Goal of the exercise:
Determine the number of lines in the data that include the word "learn", and write only that number.

Extracted records:
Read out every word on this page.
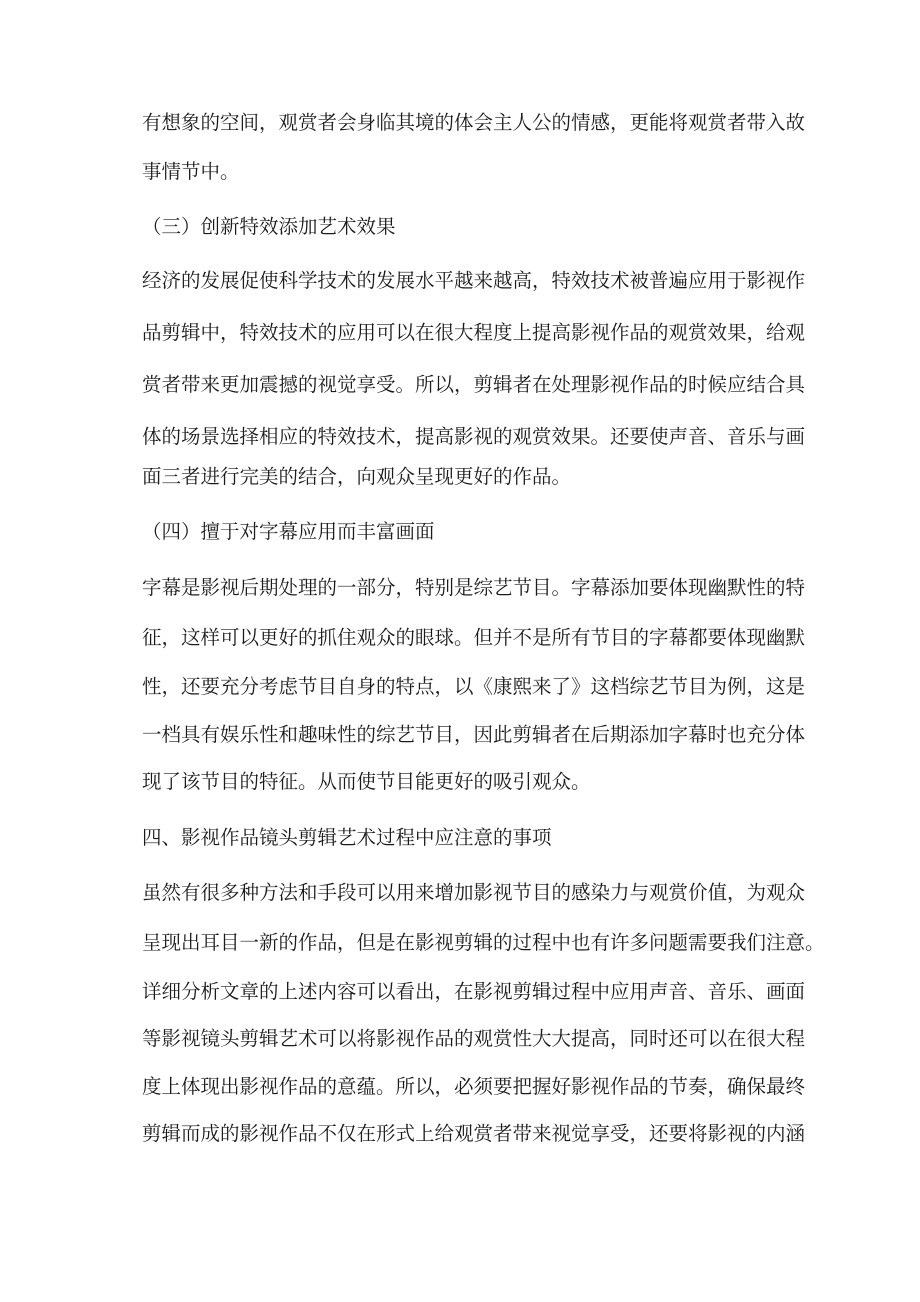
有想象的空间，观赏者会身临其境的体会主人公的情感，更能将观赏者带入故
事情节中。
（三）创新特效添加艺术效果
经济的发展促使科学技术的发展水平越来越高，特效技术被普遍应用于影视作
品剪辑中，特效技术的应用可以在很大程度上提高影视作品的观赏效果，给观
赏者带来更加震撼的视觉享受。所以，剪辑者在处理影视作品的时候应结合具
体的场景选择相应的特效技术，提高影视的观赏效果。还要使声音、音乐与画
面三者进行完美的结合，向观众呈现更好的作品。
（四）擅于对字幕应用而丰富画面
字幕是影视后期处理的一部分，特别是综艺节目。字幕添加要体现幽默性的特
征，这样可以更好的抓住观众的眼球。但并不是所有节目的字幕都要体现幽默
性，还要充分考虑节目自身的特点，以《康熙来了》这档综艺节目为例，这是
一档具有娱乐性和趣味性的综艺节目，因此剪辑者在后期添加字幕时也充分体
现了该节目的特征。从而使节目能更好的吸引观众。
四、影视作品镜头剪辑艺术过程中应注意的事项
虽然有很多种方法和手段可以用来增加影视节目的感染力与观赏价值，为观众
呈现出耳目一新的作品，但是在影视剪辑的过程中也有许多问题需要我们注意。
详细分析文章的上述内容可以看出，在影视剪辑过程中应用声音、音乐、画面
等影视镜头剪辑艺术可以将影视作品的观赏性大大提高，同时还可以在很大程
度上体现出影视作品的意蕴。所以，必须要把握好影视作品的节奏，确保最终
剪辑而成的影视作品不仅在形式上给观赏者带来视觉享受，还要将影视的内涵
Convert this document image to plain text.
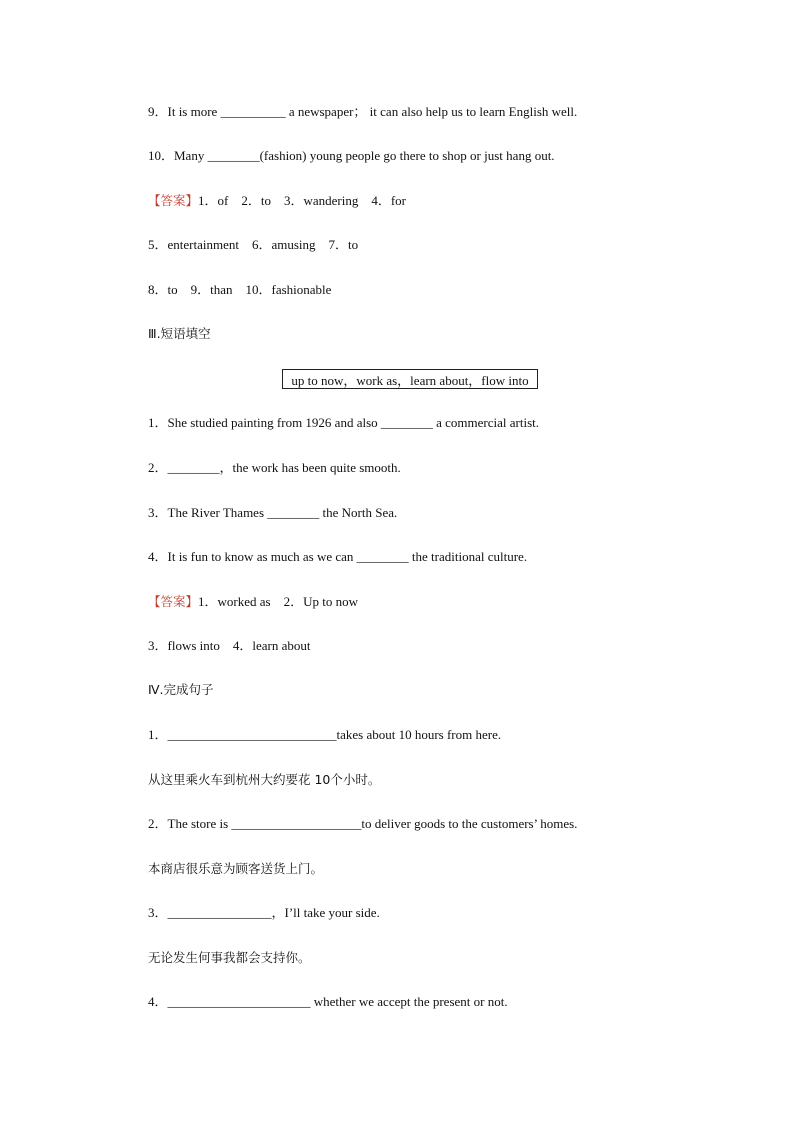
9．It is more __________ a newspaper； it can also help us to learn English well.
10．Many ________(fashion) young people go there to shop or just hang out.
【答案】1．of　2．to　3．wandering　4．for
5．entertainment　6．amusing　7．to
8．to　9．than　10．fashionable
Ⅲ.短语填空
up to now，work as，learn about，flow into
1．She studied painting from 1926 and also ________ a commercial artist.
2．________，the work has been quite smooth.
3．The River Thames ________ the North Sea.
4．It is fun to know as much as we can ________ the traditional culture.
【答案】1．worked as　2．Up to now
3．flows into　4．learn about
Ⅳ.完成句子
1．__________________________takes about 10 hours from here.
从这里乘火车到杭州大约要花 10个小时。
2．The store is ____________________to deliver goods to the customers’ homes.
本商店很乐意为顾客送货上门。
3．________________，I’ll take your side.
无论发生何事我都会支持你。
4．______________________ whether we accept the present or not.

Written response:
3